## Start
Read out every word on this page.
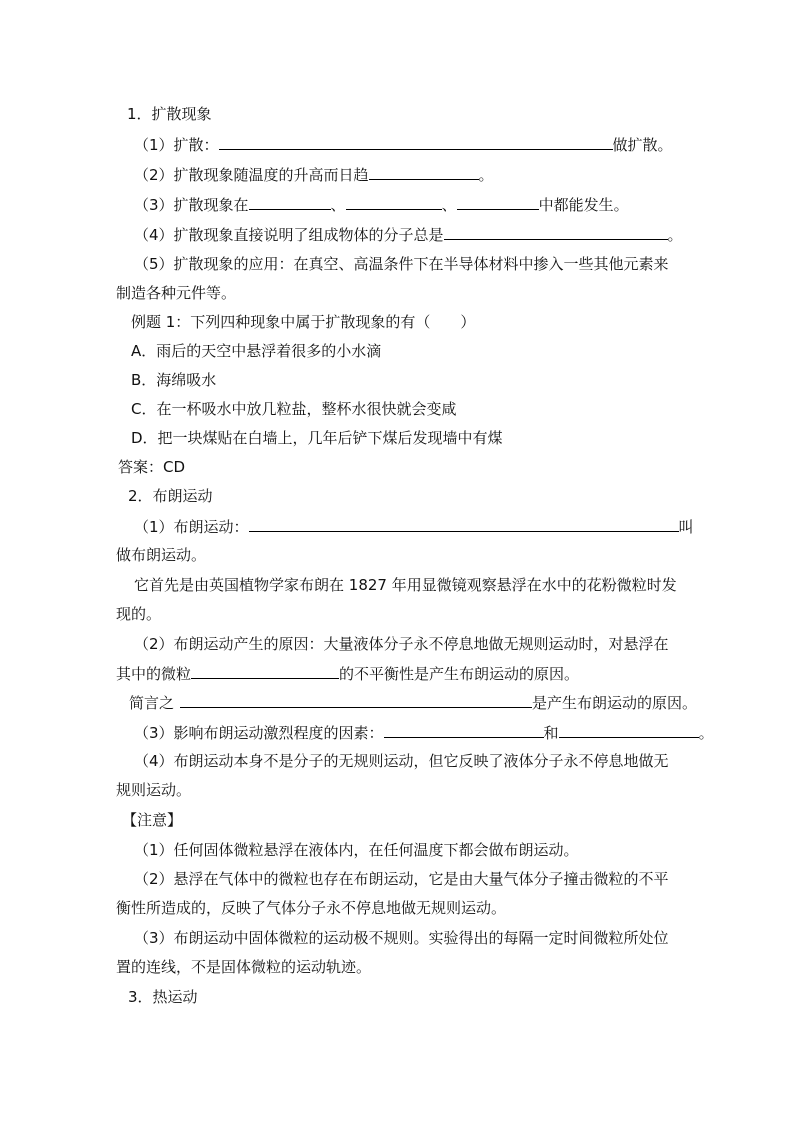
1．扩散现象
（1）扩散：	做扩散。
（2）扩散现象随温度的升高而日趋	。
（3）扩散现象在	、	、	中都能发生。
（4）扩散现象直接说明了组成物体的分子总是	。
（5）扩散现象的应用：在真空、高温条件下在半导体材料中掺入一些其他元素来
制造各种元件等。
例题 1：下列四种现象中属于扩散现象的有（　　）
A．雨后的天空中悬浮着很多的小水滴
B．海绵吸水
C．在一杯吸水中放几粒盐，整杯水很快就会变咸
D．把一块煤贴在白墙上，几年后铲下煤后发现墙中有煤
答案：CD
2．布朗运动
（1）布朗运动：	叫
做布朗运动。
它首先是由英国植物学家布朗在 1827 年用显微镜观察悬浮在水中的花粉微粒时发
现的。
（2）布朗运动产生的原因：大量液体分子永不停息地做无规则运动时，对悬浮在
其中的微粒	的不平衡性是产生布朗运动的原因。
简言之	是产生布朗运动的原因。
（3）影响布朗运动激烈程度的因素：	和	。
（4）布朗运动本身不是分子的无规则运动，但它反映了液体分子永不停息地做无
规则运动。
【注意】
（1）任何固体微粒悬浮在液体内，在任何温度下都会做布朗运动。
（2）悬浮在气体中的微粒也存在布朗运动，它是由大量气体分子撞击微粒的不平
衡性所造成的，反映了气体分子永不停息地做无规则运动。
（3）布朗运动中固体微粒的运动极不规则。实验得出的每隔一定时间微粒所处位
置的连线，不是固体微粒的运动轨迹。
3．热运动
## End
Copy every record character for character. Skip the pictures.

Read out every word on this page.
1．扩散现象
（1）扩散：	做扩散。
（2）扩散现象随温度的升高而日趋	。
（3）扩散现象在	、	、	中都能发生。
（4）扩散现象直接说明了组成物体的分子总是	。
（5）扩散现象的应用：在真空、高温条件下在半导体材料中掺入一些其他元素来
制造各种元件等。
例题 1：下列四种现象中属于扩散现象的有（　　）
A．雨后的天空中悬浮着很多的小水滴
B．海绵吸水
C．在一杯吸水中放几粒盐，整杯水很快就会变咸
D．把一块煤贴在白墙上，几年后铲下煤后发现墙中有煤
答案：CD
2．布朗运动
（1）布朗运动：	叫
做布朗运动。
它首先是由英国植物学家布朗在 1827 年用显微镜观察悬浮在水中的花粉微粒时发
现的。
（2）布朗运动产生的原因：大量液体分子永不停息地做无规则运动时，对悬浮在
其中的微粒	的不平衡性是产生布朗运动的原因。
简言之	是产生布朗运动的原因。
（3）影响布朗运动激烈程度的因素：	和	。
（4）布朗运动本身不是分子的无规则运动，但它反映了液体分子永不停息地做无
规则运动。
【注意】
（1）任何固体微粒悬浮在液体内，在任何温度下都会做布朗运动。
（2）悬浮在气体中的微粒也存在布朗运动，它是由大量气体分子撞击微粒的不平
衡性所造成的，反映了气体分子永不停息地做无规则运动。
（3）布朗运动中固体微粒的运动极不规则。实验得出的每隔一定时间微粒所处位
置的连线，不是固体微粒的运动轨迹。
3．热运动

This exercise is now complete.